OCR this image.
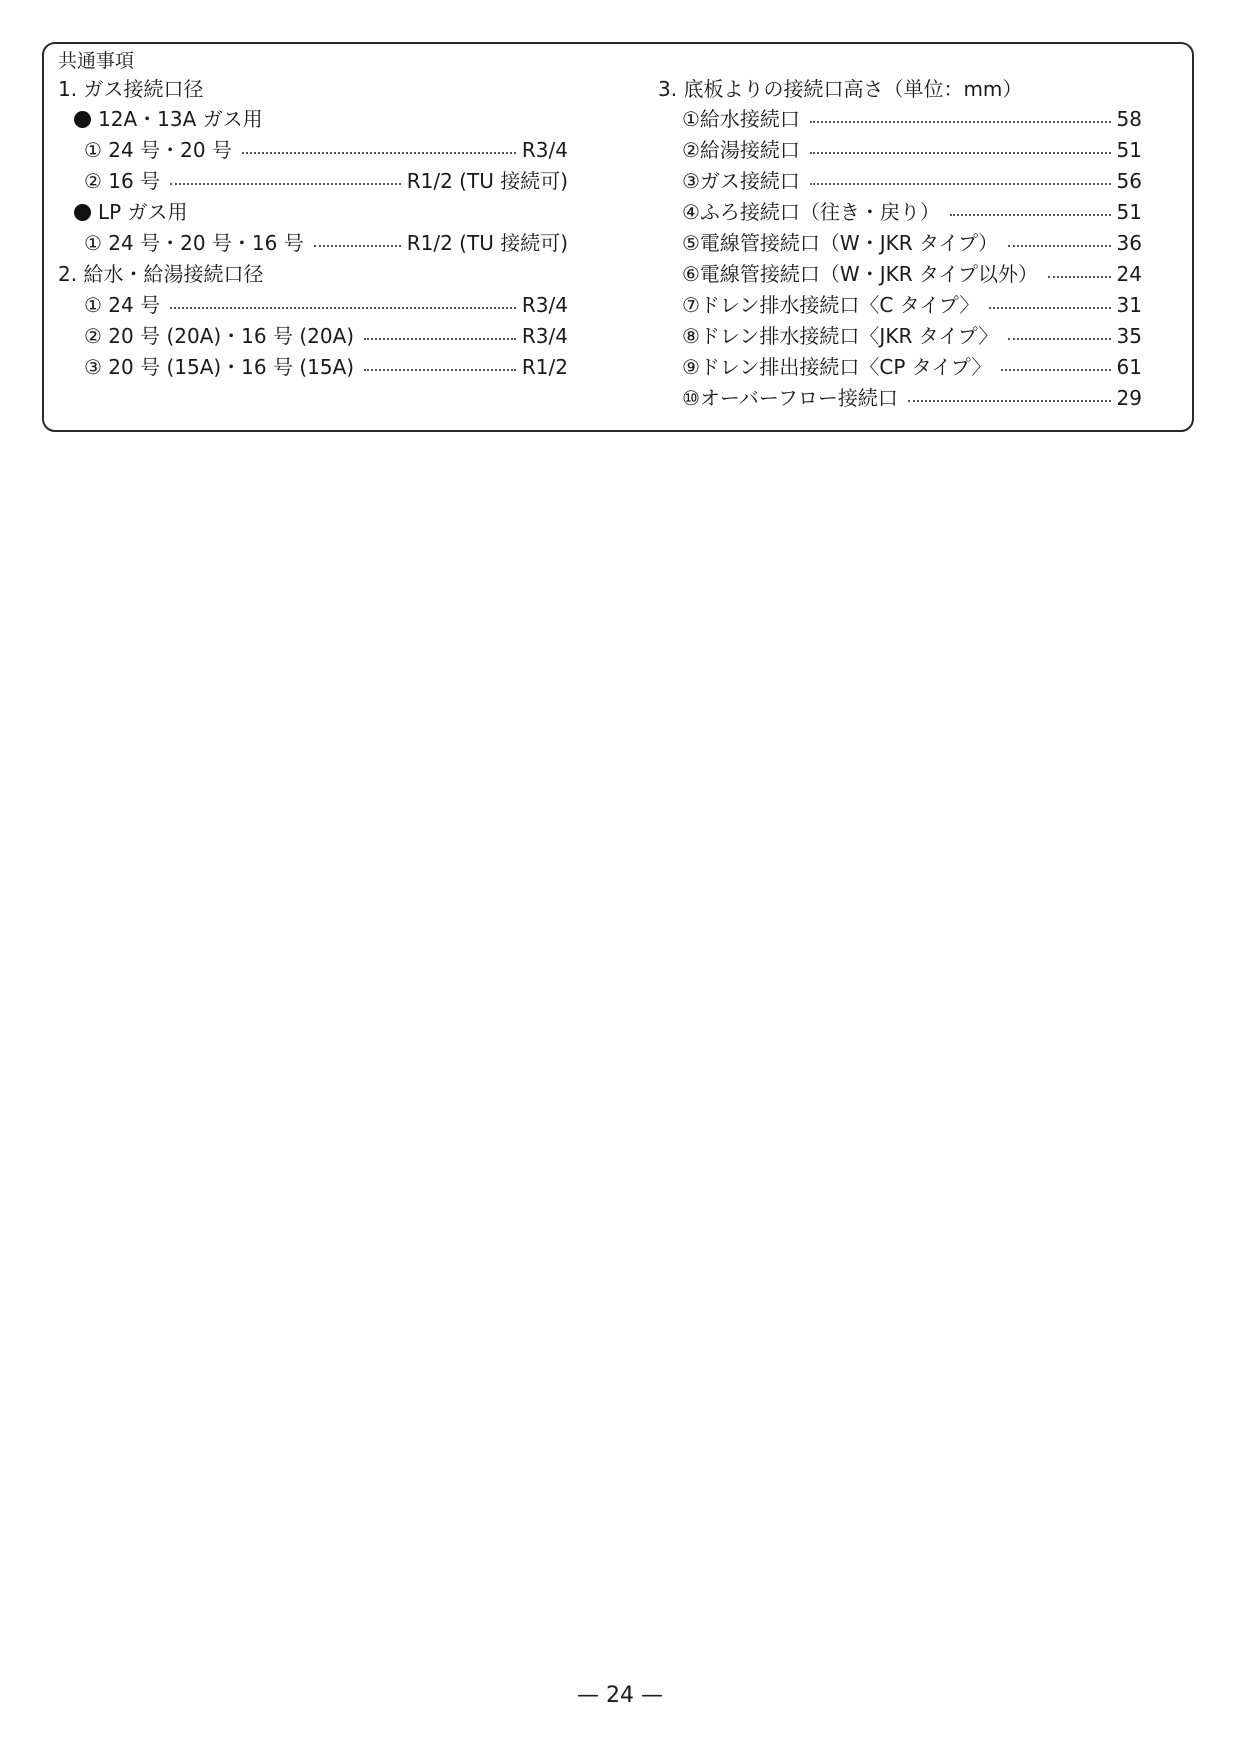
共通事項
1. ガス接続口径
12A・13A ガス用
① 24 号・20 号	R3/4
② 16 号	R1/2 (TU 接続可)
LP ガス用
① 24 号・20 号・16 号	R1/2 (TU 接続可)
2. 給水・給湯接続口径
① 24 号	R3/4
② 20 号 (20A)・16 号 (20A)	R3/4
③ 20 号 (15A)・16 号 (15A)	R1/2
3. 底板よりの接続口高さ（単位：mm）
①給水接続口	58
②給湯接続口	51
③ガス接続口	56
④ふろ接続口（往き・戻り）	51
⑤電線管接続口（W・JKR タイプ）	36
⑥電線管接続口（W・JKR タイプ以外）	24
⑦ドレン排水接続口〈C タイプ〉	31
⑧ドレン排水接続口〈JKR タイプ〉	35
⑨ドレン排出接続口〈CP タイプ〉	61
⑩オーバーフロー接続口	29
— 24 —
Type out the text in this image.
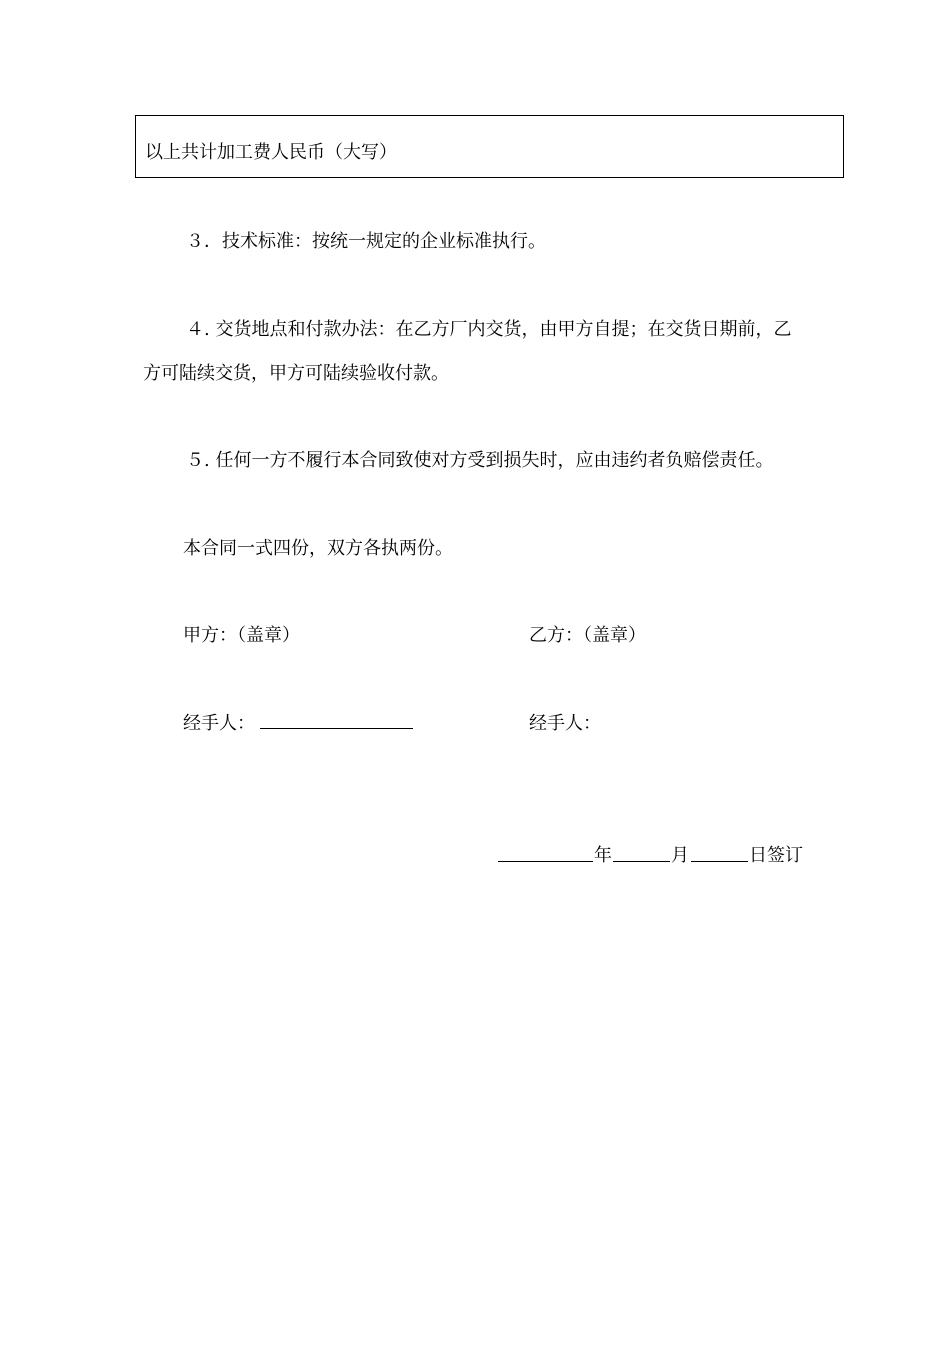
以上共计加工费人民币（大写）
３．技术标准：按统一规定的企业标准执行。
４. 交货地点和付款办法：在乙方厂内交货，由甲方自提；在交货日期前，乙
方可陆续交货，甲方可陆续验收付款。
５. 任何一方不履行本合同致使对方受到损失时，应由违约者负赔偿责任。
本合同一式四份，双方各执两份。
甲方：（盖章）	乙方：（盖章）
经手人：	经手人：
年	月	日签订
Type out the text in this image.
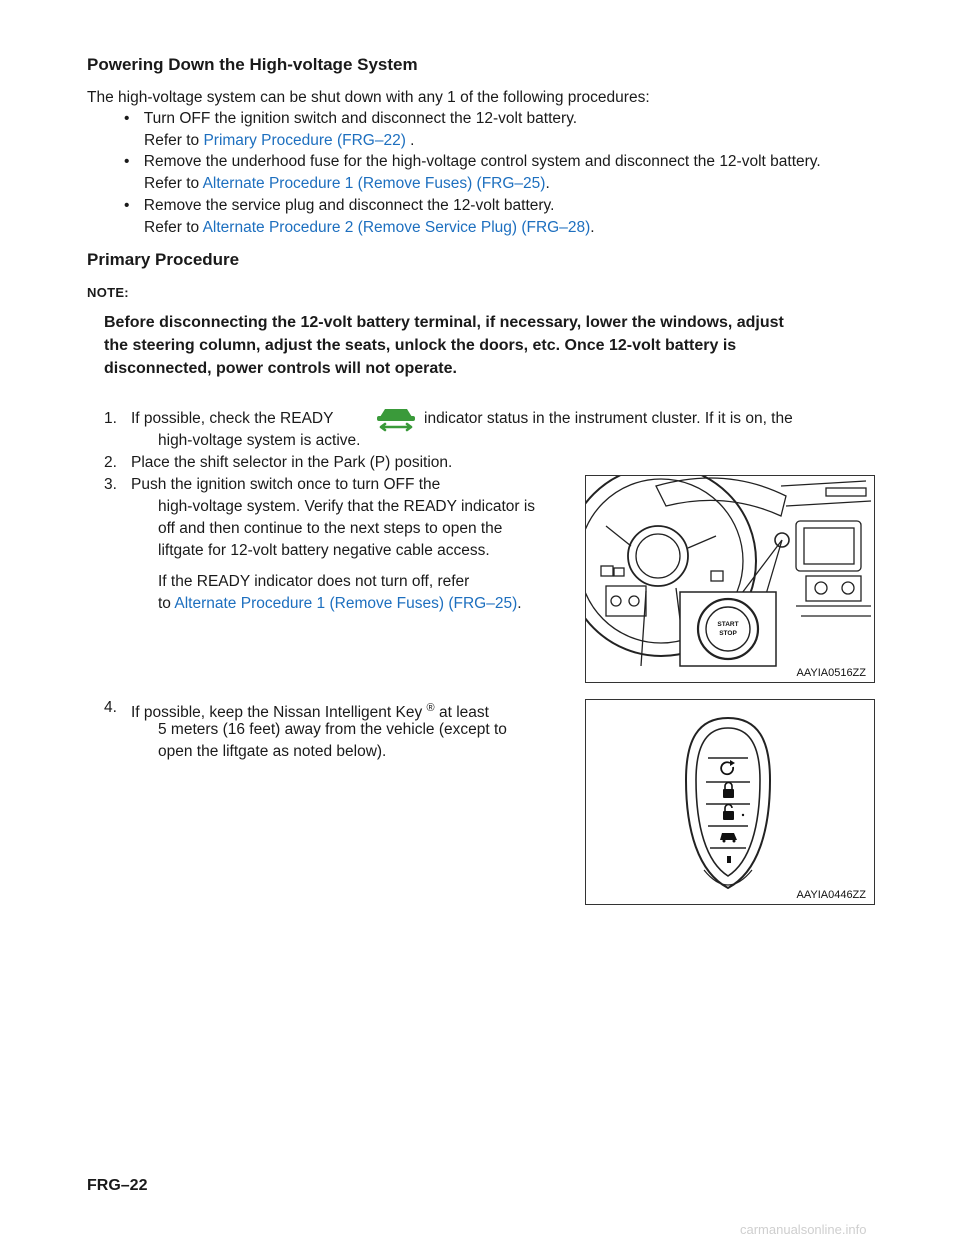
Powering Down the High-voltage System
The high-voltage system can be shut down with any 1 of the following procedures:
• Turn OFF the ignition switch and disconnect the 12-volt battery.
Refer to Primary Procedure (FRG–22) .
• Remove the underhood fuse for the high-voltage control system and disconnect the 12-volt battery.
Refer to Alternate Procedure 1 (Remove Fuses) (FRG–25).
• Remove the service plug and disconnect the 12-volt battery.
Refer to Alternate Procedure 2 (Remove Service Plug) (FRG–28).
Primary Procedure
NOTE:
Before disconnecting the 12-volt battery terminal, if necessary, lower the windows, adjust
the steering column, adjust the seats, unlock the doors, etc. Once 12-volt battery is
disconnected, power controls will not operate.
1. If possible, check the READY	indicator status in the instrument cluster. If it is on, the
high-voltage system is active.
2. Place the shift selector in the Park (P) position.
3. Push the ignition switch once to turn OFF the
high-voltage system. Verify that the READY indicator is
off and then continue to the next steps to open the
liftgate for 12-volt battery negative cable access.
If the READY indicator does not turn off, refer
to Alternate Procedure 1 (Remove Fuses) (FRG–25).
START
STOP
AAYIA0516ZZ
4. If possible, keep the Nissan Intelligent Key ® at least
5 meters (16 feet) away from the vehicle (except to
open the liftgate as noted below).
AAYIA0446ZZ
FRG–22
carmanualsonline.info
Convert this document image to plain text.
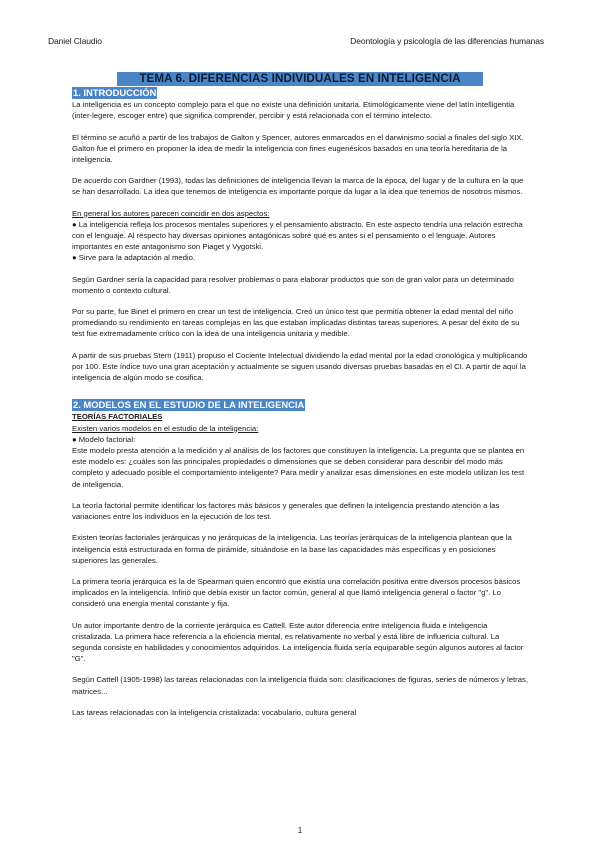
Daniel Claudio	Deontología y psicología de las diferencias humanas
TEMA 6. DIFERENCIAS INDIVIDUALES EN INTELIGENCIA
1. INTRODUCCIÓN

La inteligencia es un concepto complejo para el que no existe una definición unitaria. Etimológicamente viene del latín intelligentia (inter-legere, escoger entre) que significa comprender, percibir y está relacionada con el término intelecto.

El término se acuñó a partir de los trabajos de Galton y Spencer, autores enmarcados en el darwinismo social a finales del siglo XIX. Galton fue el primero en proponer la idea de medir la inteligencia con fines eugenésicos basados en una teoría hereditaria de la inteligencia.

De acuerdo con Gardner (1993), todas las definiciones de inteligencia llevan la marca de la época, del lugar y de la cultura en la que se han desarrollado. La idea que tenemos de inteligencia es importante porque da lugar a la idea que tenemos de nosotros mismos.

En general los autores parecen coincidir en dos aspectos:

● La inteligencia refleja los procesos mentales superiores y el pensamiento abstracto. En este aspecto tendría una relación estrecha con el lenguaje. Al respecto hay diversas opiniones antagónicas sobre qué es antes si el pensamiento o el lenguaje. Autores importantes en este antagonismo son Piaget y Vygotski.

● Sirve para la adaptación al medio.

Según Gardner sería la capacidad para resolver problemas o para elaborar productos que son de gran valor para un determinado momento o contexto cultural.

Por su parte, fue Binet el primero en crear un test de inteligencia. Creó un único test que permitía obtener la edad mental del niño promediando su rendimiento en tareas complejas en las que estaban implicadas distintas tareas superiores. A pesar del éxito de su test fue extremadamente crítico con la idea de una inteligencia unitaria y medible.

A partir de sus pruebas Stern (1911) propuso el Cociente Intelectual dividiendo la edad mental por la edad cronológica y multiplicando por 100. Este índice tuvo una gran aceptación y actualmente se siguen usando diversas pruebas basadas en el CI. A partir de aquí la inteligencia de algún modo se cosifica.

2. MODELOS EN EL ESTUDIO DE LA INTELIGENCIA

TEORÍAS FACTORIALES

Existen varios modelos en el estudio de la inteligencia:

● Modelo factorial:

Este modelo presta atención a la medición y al análisis de los factores que constituyen la inteligencia. La pregunta que se plantea en este modelo es: ¿cuáles son las principales propiedades o dimensiones que se deben considerar para describir del modo más completo y adecuado posible el comportamiento inteligente? Para medir y analizar esas dimensiones en este modelo utilizan los test de inteligencia.

La teoría factorial permite identificar los factores más básicos y generales que definen la inteligencia prestando atención a las variaciones entre los individuos en la ejecución de los test.

Existen teorías factoriales jerárquicas y no jerárquicas de la inteligencia. Las teorías jerárquicas de la inteligencia plantean que la inteligencia está estructurada en forma de pirámide, situándose en la base las capacidades más específicas y en posiciones superiores las generales.

La primera teoría jerárquica es la de Spearman quien encontró que existía una correlación positiva entre diversos procesos básicos implicados en la inteligencia. Infirió que debía existir un factor común, general al que llamó inteligencia general o factor "g". Lo consideró una energía mental constante y fija.

Un autor importante dentro de la corriente jerárquica es Cattell. Este autor diferencia entre inteligencia fluida e inteligencia cristalizada. La primera hace referencia a la eficiencia mental, es relativamente no verbal y está libre de influencia cultural. La segunda consiste en habilidades y conocimientos adquiridos. La inteligencia fluida sería equiparable según algunos autores al factor "G".

Según Cattell (1905-1998) las tareas relacionadas con la inteligencia fluida son: clasificaciones de figuras, series de números y letras, matrices...

Las tareas relacionadas con la inteligencia cristalizada: vocabulario, cultura general

1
++++++++++
* Task prompt *
Take the entries shown above and quote them verbatim, passing over the pictures.

* Completed exercise *
OCR this image.
共通事項
1. ガス接続口径
12A・13A ガス用
① 24 号・20 号	R3/4
② 16 号	R1/2 (TU 接続可)
LP ガス用
① 24 号・20 号・16 号	R1/2 (TU 接続可)
2. 給水・給湯接続口径
① 24 号	R3/4
② 20 号 (20A)・16 号 (20A)	R3/4
③ 20 号 (15A)・16 号 (15A)	R1/2
3. 底板よりの接続口高さ（単位：mm）
①給水接続口	58
②給湯接続口	51
③ガス接続口	56
④ふろ接続口（往き・戻り）	51
⑤電線管接続口（W・JKR タイプ）	36
⑥電線管接続口（W・JKR タイプ以外）	24
⑦ドレン排水接続口〈C タイプ〉	31
⑧ドレン排水接続口〈JKR タイプ〉	35
⑨ドレン排出接続口〈CP タイプ〉	61
⑩オーバーフロー接続口	29
— 24 —
Type out the text in this image.
以上共计加工费人民币（大写）
３．技术标准：按统一规定的企业标准执行。
４. 交货地点和付款办法：在乙方厂内交货，由甲方自提；在交货日期前，乙
方可陆续交货，甲方可陆续验收付款。
５. 任何一方不履行本合同致使对方受到损失时，应由违约者负赔偿责任。
本合同一式四份，双方各执两份。
甲方：（盖章）	乙方：（盖章）
经手人：	经手人：
年	月	日签订
Type out the text in this image.
Powering Down the High-voltage System
The high-voltage system can be shut down with any 1 of the following procedures:
• Turn OFF the ignition switch and disconnect the 12-volt battery.
Refer to Primary Procedure (FRG–22) .
• Remove the underhood fuse for the high-voltage control system and disconnect the 12-volt battery.
Refer to Alternate Procedure 1 (Remove Fuses) (FRG–25).
• Remove the service plug and disconnect the 12-volt battery.
Refer to Alternate Procedure 2 (Remove Service Plug) (FRG–28).
Primary Procedure
NOTE:
Before disconnecting the 12-volt battery terminal, if necessary, lower the windows, adjust
the steering column, adjust the seats, unlock the doors, etc. Once 12-volt battery is
disconnected, power controls will not operate.
1. If possible, check the READY	indicator status in the instrument cluster. If it is on, the
high-voltage system is active.
2. Place the shift selector in the Park (P) position.
3. Push the ignition switch once to turn OFF the
high-voltage system. Verify that the READY indicator is
off and then continue to the next steps to open the
liftgate for 12-volt battery negative cable access.
If the READY indicator does not turn off, refer
to Alternate Procedure 1 (Remove Fuses) (FRG–25).
START
STOP
AAYIA0516ZZ
4. If possible, keep the Nissan Intelligent Key ® at least
5 meters (16 feet) away from the vehicle (except to
open the liftgate as noted below).
AAYIA0446ZZ
FRG–22
carmanualsonline.info
Convert this document image to plain text.
Daniel Claudio	Deontología y psicología de las diferencias humanas
TEMA 6. DIFERENCIAS INDIVIDUALES EN INTELIGENCIA
1. INTRODUCCIÓN

La inteligencia es un concepto complejo para el que no existe una definición unitaria. Etimológicamente viene del latín intelligentia (inter-legere, escoger entre) que significa comprender, percibir y está relacionada con el término intelecto.

El término se acuñó a partir de los trabajos de Galton y Spencer, autores enmarcados en el darwinismo social a finales del siglo XIX. Galton fue el primero en proponer la idea de medir la inteligencia con fines eugenésicos basados en una teoría hereditaria de la inteligencia.

De acuerdo con Gardner (1993), todas las definiciones de inteligencia llevan la marca de la época, del lugar y de la cultura en la que se han desarrollado. La idea que tenemos de inteligencia es importante porque da lugar a la idea que tenemos de nosotros mismos.

En general los autores parecen coincidir en dos aspectos:

● La inteligencia refleja los procesos mentales superiores y el pensamiento abstracto. En este aspecto tendría una relación estrecha con el lenguaje. Al respecto hay diversas opiniones antagónicas sobre qué es antes si el pensamiento o el lenguaje. Autores importantes en este antagonismo son Piaget y Vygotski.

● Sirve para la adaptación al medio.

Según Gardner sería la capacidad para resolver problemas o para elaborar productos que son de gran valor para un determinado momento o contexto cultural.

Por su parte, fue Binet el primero en crear un test de inteligencia. Creó un único test que permitía obtener la edad mental del niño promediando su rendimiento en tareas complejas en las que estaban implicadas distintas tareas superiores. A pesar del éxito de su test fue extremadamente crítico con la idea de una inteligencia unitaria y medible.

A partir de sus pruebas Stern (1911) propuso el Cociente Intelectual dividiendo la edad mental por la edad cronológica y multiplicando por 100. Este índice tuvo una gran aceptación y actualmente se siguen usando diversas pruebas basadas en el CI. A partir de aquí la inteligencia de algún modo se cosifica.

2. MODELOS EN EL ESTUDIO DE LA INTELIGENCIA

TEORÍAS FACTORIALES

Existen varios modelos en el estudio de la inteligencia:

● Modelo factorial:

Este modelo presta atención a la medición y al análisis de los factores que constituyen la inteligencia. La pregunta que se plantea en este modelo es: ¿cuáles son las principales propiedades o dimensiones que se deben considerar para describir del modo más completo y adecuado posible el comportamiento inteligente? Para medir y analizar esas dimensiones en este modelo utilizan los test de inteligencia.

La teoría factorial permite identificar los factores más básicos y generales que definen la inteligencia prestando atención a las variaciones entre los individuos en la ejecución de los test.

Existen teorías factoriales jerárquicas y no jerárquicas de la inteligencia. Las teorías jerárquicas de la inteligencia plantean que la inteligencia está estructurada en forma de pirámide, situándose en la base las capacidades más específicas y en posiciones superiores las generales.

La primera teoría jerárquica es la de Spearman quien encontró que existía una correlación positiva entre diversos procesos básicos implicados en la inteligencia. Infirió que debía existir un factor común, general al que llamó inteligencia general o factor "g". Lo consideró una energía mental constante y fija.

Un autor importante dentro de la corriente jerárquica es Cattell. Este autor diferencia entre inteligencia fluida e inteligencia cristalizada. La primera hace referencia a la eficiencia mental, es relativamente no verbal y está libre de influencia cultural. La segunda consiste en habilidades y conocimientos adquiridos. La inteligencia fluida sería equiparable según algunos autores al factor "G".

Según Cattell (1905-1998) las tareas relacionadas con la inteligencia fluida son: clasificaciones de figuras, series de números y letras, matrices...

Las tareas relacionadas con la inteligencia cristalizada: vocabulario, cultura general

1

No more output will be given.